## WRITTEN TASK
Nothing in the data should change when you return it, but leave the pictures out.
◇ ◇ ◇ ◇ ◇ ◇ ◇
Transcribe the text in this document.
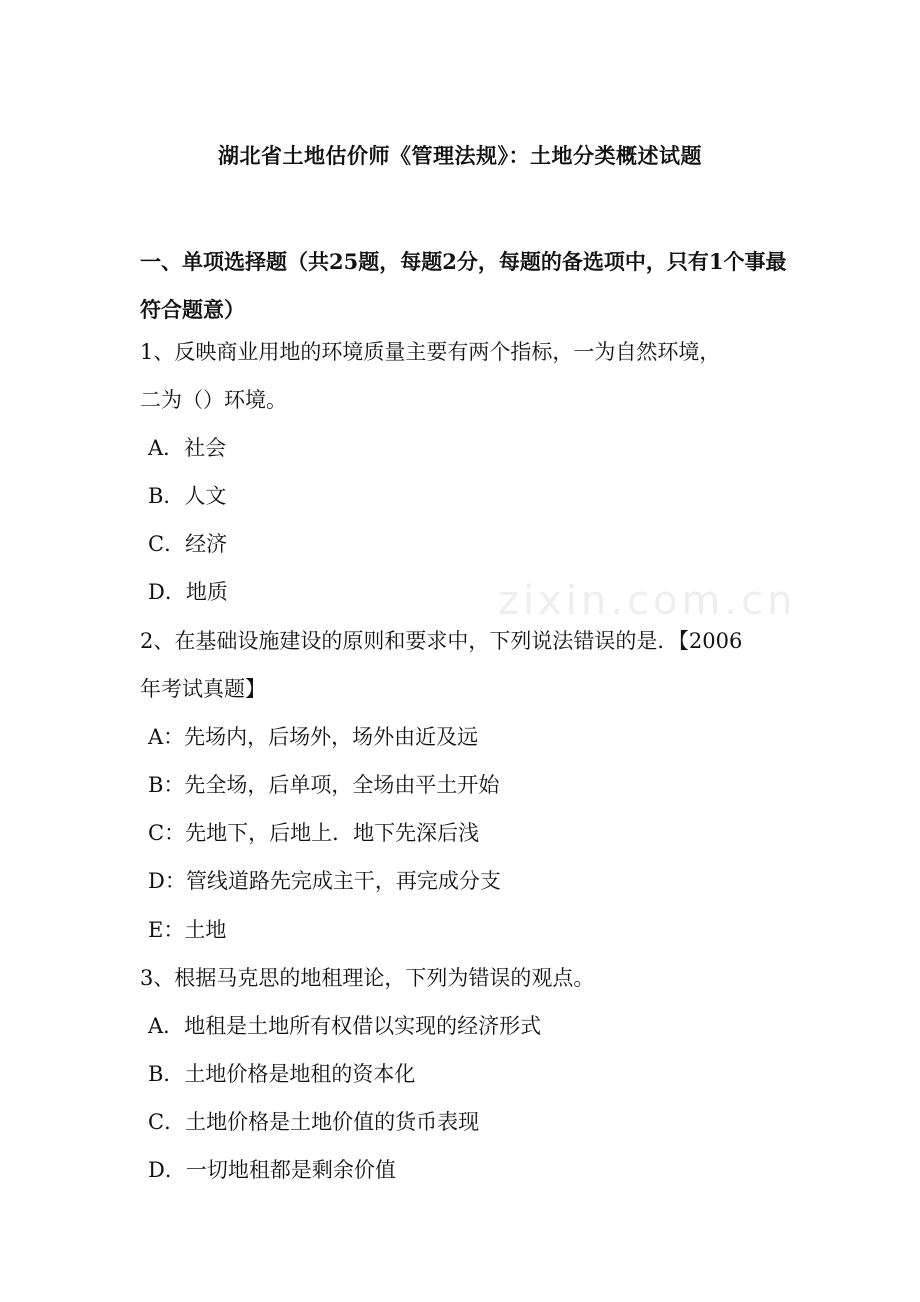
zixin.com.cn
湖北省土地估价师《管理法规》：土地分类概述试题
一、单项选择题（共25题，每题2分，每题的备选项中，只有1个事最符合题意）
1、反映商业用地的环境质量主要有两个指标，一为自然环境，
二为（）环境。
A．社会
B．人文
C．经济
D．地质
2、在基础设施建设的原则和要求中，下列说法错误的是．【2006
年考试真题】
A：先场内，后场外，场外由近及远
B：先全场，后单项，全场由平土开始
C：先地下，后地上．地下先深后浅
D：管线道路先完成主干，再完成分支
E：土地
3、根据马克思的地租理论，下列为错误的观点。
A．地租是土地所有权借以实现的经济形式
B．土地价格是地租的资本化
C．土地价格是土地价值的货币表现
D．一切地租都是剩余价值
◇ ◇ ◇ ◇ ◇ ◇ ◇
## EXERCISE SOLUTION
Transcribe the text in this document.
zixin.com.cn
湖北省土地估价师《管理法规》：土地分类概述试题
一、单项选择题（共25题，每题2分，每题的备选项中，只有1个事最符合题意）
1、反映商业用地的环境质量主要有两个指标，一为自然环境，
二为（）环境。
A．社会
B．人文
C．经济
D．地质
2、在基础设施建设的原则和要求中，下列说法错误的是．【2006
年考试真题】
A：先场内，后场外，场外由近及远
B：先全场，后单项，全场由平土开始
C：先地下，后地上．地下先深后浅
D：管线道路先完成主干，再完成分支
E：土地
3、根据马克思的地租理论，下列为错误的观点。
A．地租是土地所有权借以实现的经济形式
B．土地价格是地租的资本化
C．土地价格是土地价值的货币表现
D．一切地租都是剩余价值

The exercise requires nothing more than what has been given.